## EXERCISE REQUIREMENTS
Copy out, word for word, everything in the material from the line containing "Patent image size: (994, 1138)." down to the line containing "The multi-function device 20 is", including both of those lines.

····················

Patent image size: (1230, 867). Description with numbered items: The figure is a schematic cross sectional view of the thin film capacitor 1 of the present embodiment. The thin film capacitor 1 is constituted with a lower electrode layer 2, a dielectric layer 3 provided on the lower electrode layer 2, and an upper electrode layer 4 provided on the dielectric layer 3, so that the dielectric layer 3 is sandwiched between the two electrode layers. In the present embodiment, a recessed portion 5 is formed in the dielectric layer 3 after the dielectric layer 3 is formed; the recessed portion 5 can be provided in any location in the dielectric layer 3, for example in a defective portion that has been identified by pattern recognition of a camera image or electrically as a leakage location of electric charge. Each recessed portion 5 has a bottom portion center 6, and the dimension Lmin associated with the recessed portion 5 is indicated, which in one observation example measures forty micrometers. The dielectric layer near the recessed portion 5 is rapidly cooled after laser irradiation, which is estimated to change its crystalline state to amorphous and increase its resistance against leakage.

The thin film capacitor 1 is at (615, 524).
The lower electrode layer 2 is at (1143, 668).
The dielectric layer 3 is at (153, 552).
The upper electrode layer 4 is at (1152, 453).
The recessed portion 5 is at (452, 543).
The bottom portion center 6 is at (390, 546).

····················

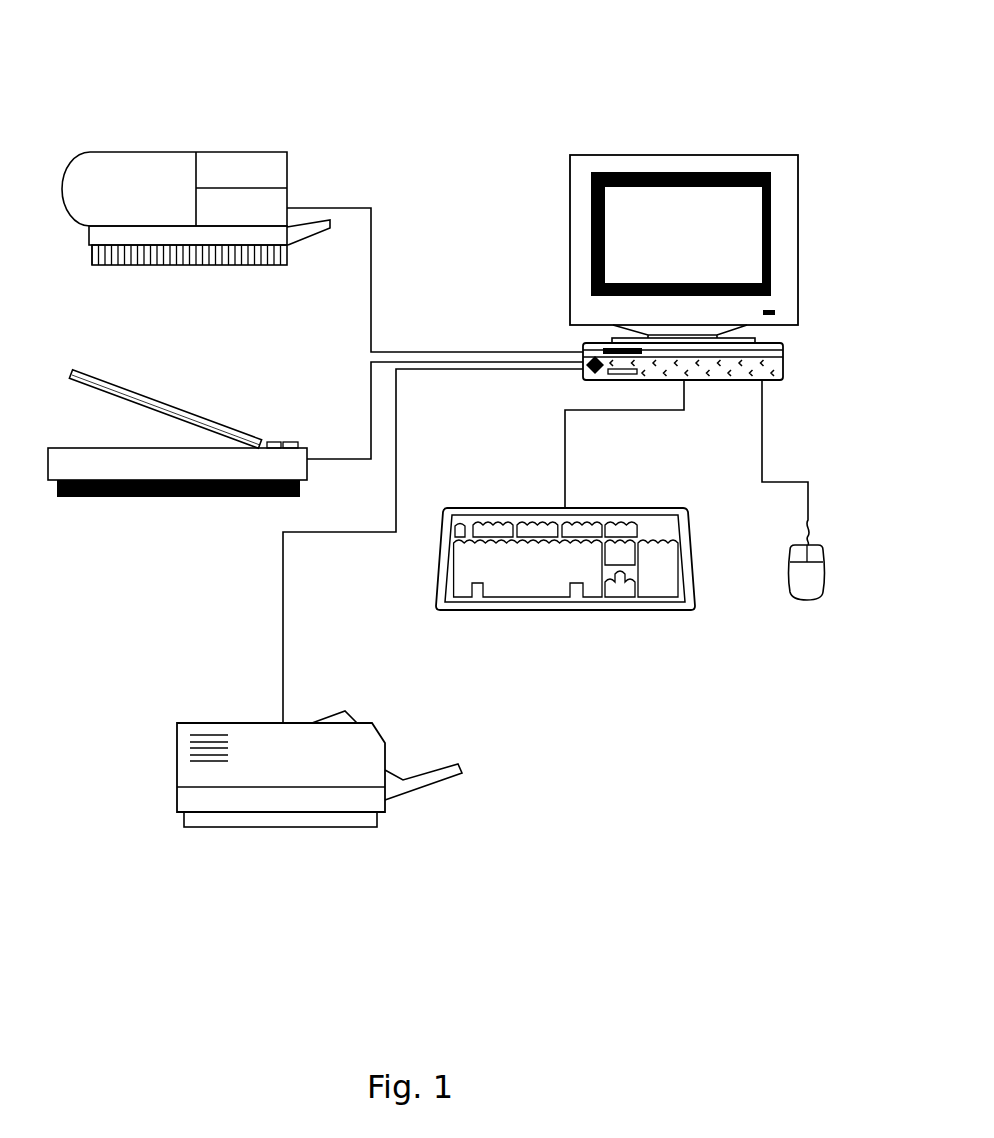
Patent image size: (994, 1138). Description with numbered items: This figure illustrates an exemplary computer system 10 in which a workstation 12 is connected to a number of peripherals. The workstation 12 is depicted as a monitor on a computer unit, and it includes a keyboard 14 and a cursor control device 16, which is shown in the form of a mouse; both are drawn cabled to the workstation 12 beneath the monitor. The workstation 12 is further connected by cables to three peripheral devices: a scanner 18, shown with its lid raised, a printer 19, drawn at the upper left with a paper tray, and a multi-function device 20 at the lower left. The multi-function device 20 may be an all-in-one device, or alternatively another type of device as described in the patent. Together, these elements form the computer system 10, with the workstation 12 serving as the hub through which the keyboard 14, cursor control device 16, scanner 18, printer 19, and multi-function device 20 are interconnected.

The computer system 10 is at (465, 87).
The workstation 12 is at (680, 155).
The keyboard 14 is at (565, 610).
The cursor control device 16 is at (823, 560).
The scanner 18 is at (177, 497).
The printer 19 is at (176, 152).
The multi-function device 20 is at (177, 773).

····················

## FINISHED EXERCISE
Patent image size: (994, 1138). Description with numbered items: This figure illustrates an exemplary computer system 10 in which a workstation 12 is connected to a number of peripherals. The workstation 12 is depicted as a monitor on a computer unit, and it includes a keyboard 14 and a cursor control device 16, which is shown in the form of a mouse; both are drawn cabled to the workstation 12 beneath the monitor. The workstation 12 is further connected by cables to three peripheral devices: a scanner 18, shown with its lid raised, a printer 19, drawn at the upper left with a paper tray, and a multi-function device 20 at the lower left. The multi-function device 20 may be an all-in-one device, or alternatively another type of device as described in the patent. Together, these elements form the computer system 10, with the workstation 12 serving as the hub through which the keyboard 14, cursor control device 16, scanner 18, printer 19, and multi-function device 20 are interconnected.

The computer system 10 is at (465, 87).
The workstation 12 is at (680, 155).
The keyboard 14 is at (565, 610).
The cursor control device 16 is at (823, 560).
The scanner 18 is at (177, 497).
The printer 19 is at (176, 152).
The multi-function device 20 is at (177, 773).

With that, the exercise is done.